Instructions for the task: Return all of the data exactly as given.

Records from a data collection:
* begin *

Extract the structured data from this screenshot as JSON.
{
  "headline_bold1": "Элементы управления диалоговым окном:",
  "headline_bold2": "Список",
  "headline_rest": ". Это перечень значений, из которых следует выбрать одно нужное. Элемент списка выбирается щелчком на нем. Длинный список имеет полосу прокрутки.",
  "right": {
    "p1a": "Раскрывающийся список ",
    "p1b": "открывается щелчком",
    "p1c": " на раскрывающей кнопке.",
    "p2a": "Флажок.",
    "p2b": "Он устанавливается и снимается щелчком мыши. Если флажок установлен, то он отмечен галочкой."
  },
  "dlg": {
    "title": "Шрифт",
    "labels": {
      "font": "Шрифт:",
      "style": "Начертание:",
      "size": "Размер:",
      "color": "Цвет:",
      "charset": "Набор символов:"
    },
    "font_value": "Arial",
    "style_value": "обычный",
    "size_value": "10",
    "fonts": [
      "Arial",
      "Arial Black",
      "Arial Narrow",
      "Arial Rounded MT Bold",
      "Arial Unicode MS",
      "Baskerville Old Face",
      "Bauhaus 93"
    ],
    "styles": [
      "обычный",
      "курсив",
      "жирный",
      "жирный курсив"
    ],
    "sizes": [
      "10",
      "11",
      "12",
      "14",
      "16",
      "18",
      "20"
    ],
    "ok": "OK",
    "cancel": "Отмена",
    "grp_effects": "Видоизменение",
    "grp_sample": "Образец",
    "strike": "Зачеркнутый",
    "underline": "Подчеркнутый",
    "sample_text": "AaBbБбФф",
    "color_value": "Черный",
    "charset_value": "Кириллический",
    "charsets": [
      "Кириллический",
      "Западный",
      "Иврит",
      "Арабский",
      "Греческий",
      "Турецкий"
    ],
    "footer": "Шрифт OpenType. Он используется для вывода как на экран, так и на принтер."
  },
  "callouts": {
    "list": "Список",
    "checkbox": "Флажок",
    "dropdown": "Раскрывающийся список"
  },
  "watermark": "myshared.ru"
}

* end *

The output:
Extract the structured data from this screenshot as JSON.
{
  "headline_bold1": "Элементы управления диалоговым окном:",
  "headline_bold2": "Список",
  "headline_rest": ". Это перечень значений, из которых следует выбрать одно нужное. Элемент списка выбирается щелчком на нем. Длинный список имеет полосу прокрутки.",
  "right": {
    "p1a": "Раскрывающийся список ",
    "p1b": "открывается щелчком",
    "p1c": " на раскрывающей кнопке.",
    "p2a": "Флажок.",
    "p2b": "Он устанавливается и снимается щелчком мыши. Если флажок установлен, то он отмечен галочкой."
  },
  "dlg": {
    "title": "Шрифт",
    "labels": {
      "font": "Шрифт:",
      "style": "Начертание:",
      "size": "Размер:",
      "color": "Цвет:",
      "charset": "Набор символов:"
    },
    "font_value": "Arial",
    "style_value": "обычный",
    "size_value": "10",
    "fonts": [
      "Arial",
      "Arial Black",
      "Arial Narrow",
      "Arial Rounded MT Bold",
      "Arial Unicode MS",
      "Baskerville Old Face",
      "Bauhaus 93"
    ],
    "styles": [
      "обычный",
      "курсив",
      "жирный",
      "жирный курсив"
    ],
    "sizes": [
      "10",
      "11",
      "12",
      "14",
      "16",
      "18",
      "20"
    ],
    "ok": "OK",
    "cancel": "Отмена",
    "grp_effects": "Видоизменение",
    "grp_sample": "Образец",
    "strike": "Зачеркнутый",
    "underline": "Подчеркнутый",
    "sample_text": "AaBbБбФф",
    "color_value": "Черный",
    "charset_value": "Кириллический",
    "charsets": [
      "Кириллический",
      "Западный",
      "Иврит",
      "Арабский",
      "Греческий",
      "Турецкий"
    ],
    "footer": "Шрифт OpenType. Он используется для вывода как на экран, так и на принтер."
  },
  "callouts": {
    "list": "Список",
    "checkbox": "Флажок",
    "dropdown": "Раскрывающийся список"
  },
  "watermark": "myshared.ru"
}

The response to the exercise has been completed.